-- begin --

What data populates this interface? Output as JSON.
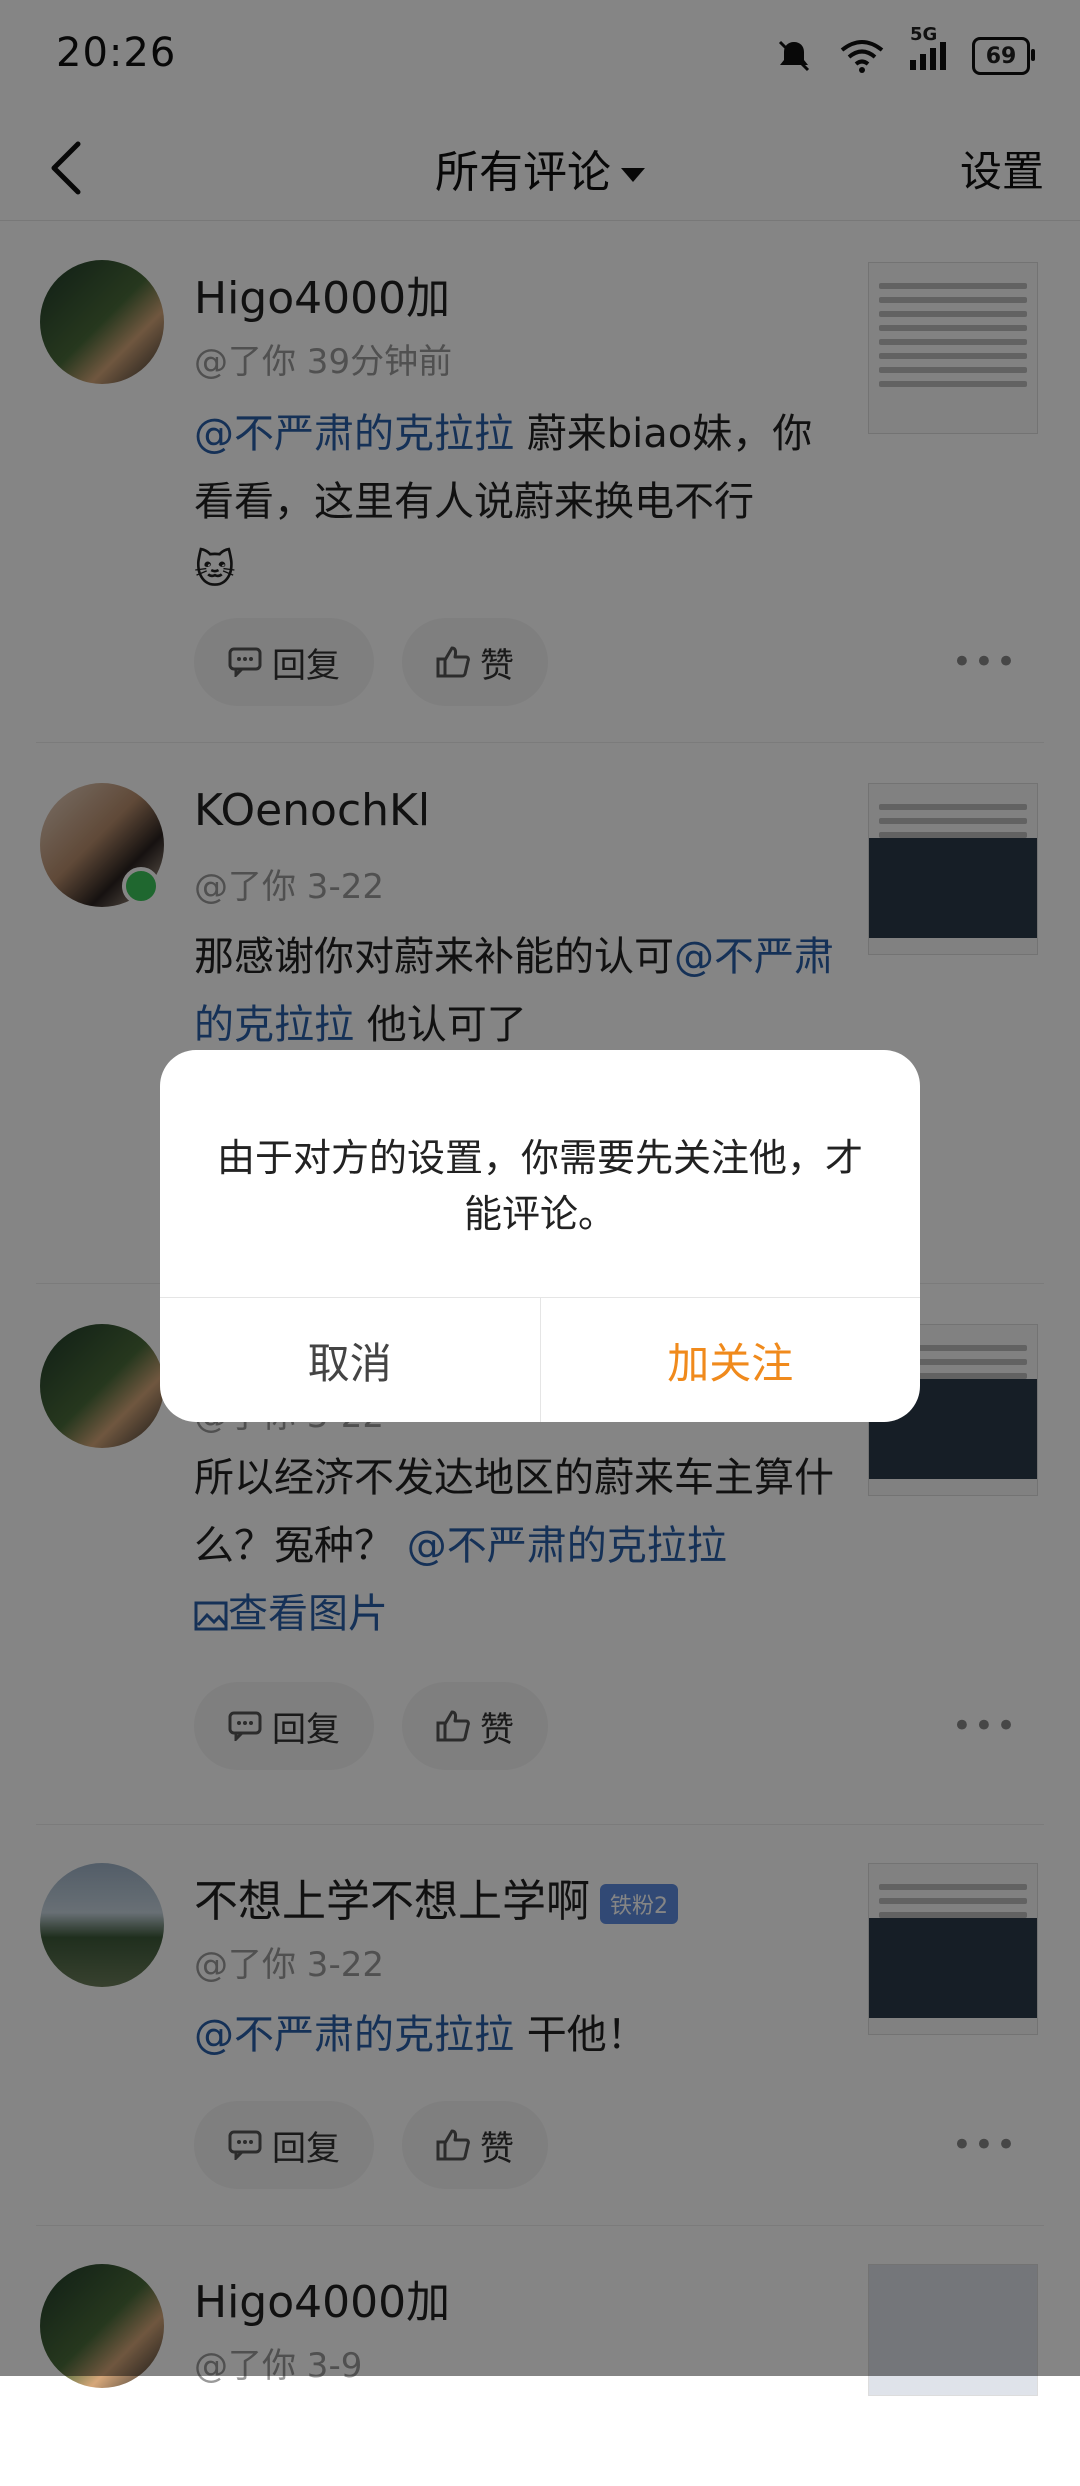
{
  "status": {
    "time": "20:26",
    "network": "5G",
    "battery": "69"
  },
  "nav": {
    "title": "所有评论",
    "settings": "设置"
  },
  "actions": {
    "reply": "回复",
    "like": "赞"
  },
  "comments": [
    {
      "name": "Higo4000加",
      "meta": "@了你  39分钟前",
      "mention": "@不严肃的克拉拉",
      "text": " 蔚来biao妹，你看看，这里有人说蔚来换电不行",
      "emoji": "🐱"
    },
    {
      "name": "KOenochKl",
      "meta": "@了你  3-22",
      "text_before": "那感谢你对蔚来补能的认可",
      "mention": "@不严肃的克拉拉",
      "text_after": " 他认可了"
    },
    {
      "name": "",
      "meta": "@了你  3-22",
      "text": "所以经济不发达地区的蔚来车主算什么？冤种？",
      "mention": "@不严肃的克拉拉",
      "link": "查看图片"
    },
    {
      "name": "不想上学不想上学啊",
      "badge": "铁粉2",
      "meta": "@了你  3-22",
      "mention": "@不严肃的克拉拉",
      "text": " 干他！"
    },
    {
      "name": "Higo4000加",
      "meta": "@了你  3-9"
    }
  ],
  "dialog": {
    "message": "由于对方的设置，你需要先关注他，才能评论。",
    "cancel": "取消",
    "confirm": "加关注"
  },
  "colors": {
    "mention": "#2a5ea8",
    "confirm": "#f08a1c",
    "online": "#3cc55a",
    "overlay": "rgba(0,0,0,0.48)"
  },
  "icons": [
    "back-arrow-icon",
    "caret-down-icon",
    "mute-bell-icon",
    "wifi-icon",
    "signal-icon",
    "battery-icon",
    "comment-icon",
    "thumbs-up-icon",
    "more-dots-icon",
    "image-icon"
  ]
}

-- end --

§ Task directions: Keep the pictures out of the copy and return the rest of the data above exactly.

§ Answer to this task:
What data populates this interface? Output as JSON.
{
  "status": {
    "time": "20:26",
    "network": "5G",
    "battery": "69"
  },
  "nav": {
    "title": "所有评论",
    "settings": "设置"
  },
  "actions": {
    "reply": "回复",
    "like": "赞"
  },
  "comments": [
    {
      "name": "Higo4000加",
      "meta": "@了你  39分钟前",
      "mention": "@不严肃的克拉拉",
      "text": " 蔚来biao妹，你看看，这里有人说蔚来换电不行",
      "emoji": "🐱"
    },
    {
      "name": "KOenochKl",
      "meta": "@了你  3-22",
      "text_before": "那感谢你对蔚来补能的认可",
      "mention": "@不严肃的克拉拉",
      "text_after": " 他认可了"
    },
    {
      "name": "",
      "meta": "@了你  3-22",
      "text": "所以经济不发达地区的蔚来车主算什么？冤种？",
      "mention": "@不严肃的克拉拉",
      "link": "查看图片"
    },
    {
      "name": "不想上学不想上学啊",
      "badge": "铁粉2",
      "meta": "@了你  3-22",
      "mention": "@不严肃的克拉拉",
      "text": " 干他！"
    },
    {
      "name": "Higo4000加",
      "meta": "@了你  3-9"
    }
  ],
  "dialog": {
    "message": "由于对方的设置，你需要先关注他，才能评论。",
    "cancel": "取消",
    "confirm": "加关注"
  },
  "colors": {
    "mention": "#2a5ea8",
    "confirm": "#f08a1c",
    "online": "#3cc55a",
    "overlay": "rgba(0,0,0,0.48)"
  },
  "icons": [
    "back-arrow-icon",
    "caret-down-icon",
    "mute-bell-icon",
    "wifi-icon",
    "signal-icon",
    "battery-icon",
    "comment-icon",
    "thumbs-up-icon",
    "more-dots-icon",
    "image-icon"
  ]
}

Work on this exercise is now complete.